(Collected data entries)
☆ ☆ ☆ ☆
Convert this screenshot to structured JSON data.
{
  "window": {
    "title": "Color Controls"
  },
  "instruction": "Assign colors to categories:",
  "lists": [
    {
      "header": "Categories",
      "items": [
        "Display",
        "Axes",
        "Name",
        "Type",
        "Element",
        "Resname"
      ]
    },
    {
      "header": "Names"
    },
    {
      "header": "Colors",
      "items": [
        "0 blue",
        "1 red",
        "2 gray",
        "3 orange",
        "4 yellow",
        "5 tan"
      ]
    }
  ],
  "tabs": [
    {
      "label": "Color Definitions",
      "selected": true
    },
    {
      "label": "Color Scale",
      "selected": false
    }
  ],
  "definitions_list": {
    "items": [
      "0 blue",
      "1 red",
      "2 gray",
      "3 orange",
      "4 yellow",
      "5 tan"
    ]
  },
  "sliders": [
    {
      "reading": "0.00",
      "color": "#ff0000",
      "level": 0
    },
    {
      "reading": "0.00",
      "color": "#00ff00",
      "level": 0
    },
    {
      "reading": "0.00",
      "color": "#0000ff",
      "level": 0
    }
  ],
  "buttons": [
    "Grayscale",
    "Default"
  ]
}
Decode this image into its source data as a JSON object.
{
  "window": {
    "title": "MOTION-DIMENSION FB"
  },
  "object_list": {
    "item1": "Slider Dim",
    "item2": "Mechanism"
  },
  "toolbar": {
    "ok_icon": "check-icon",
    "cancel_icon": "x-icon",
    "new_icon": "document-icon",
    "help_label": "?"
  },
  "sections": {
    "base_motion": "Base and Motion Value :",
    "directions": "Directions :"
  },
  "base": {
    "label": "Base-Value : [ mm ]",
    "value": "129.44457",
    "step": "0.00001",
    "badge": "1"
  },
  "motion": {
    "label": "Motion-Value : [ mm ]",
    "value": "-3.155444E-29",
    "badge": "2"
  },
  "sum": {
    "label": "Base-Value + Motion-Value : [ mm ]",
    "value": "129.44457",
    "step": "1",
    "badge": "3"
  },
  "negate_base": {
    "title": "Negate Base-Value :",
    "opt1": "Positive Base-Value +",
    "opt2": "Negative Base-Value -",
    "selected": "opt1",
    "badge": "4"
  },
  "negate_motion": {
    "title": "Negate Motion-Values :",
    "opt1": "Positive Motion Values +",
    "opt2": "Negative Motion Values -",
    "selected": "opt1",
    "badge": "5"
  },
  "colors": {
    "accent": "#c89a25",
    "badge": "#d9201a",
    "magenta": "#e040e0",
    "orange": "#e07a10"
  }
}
☆ ☆ ☆ ☆
Take every line above carrying "Values" and return it.

    "title": "Negate Motion-Values :",
    "opt1": "Positive Motion Values +",
    "opt2": "Negative Motion Values -",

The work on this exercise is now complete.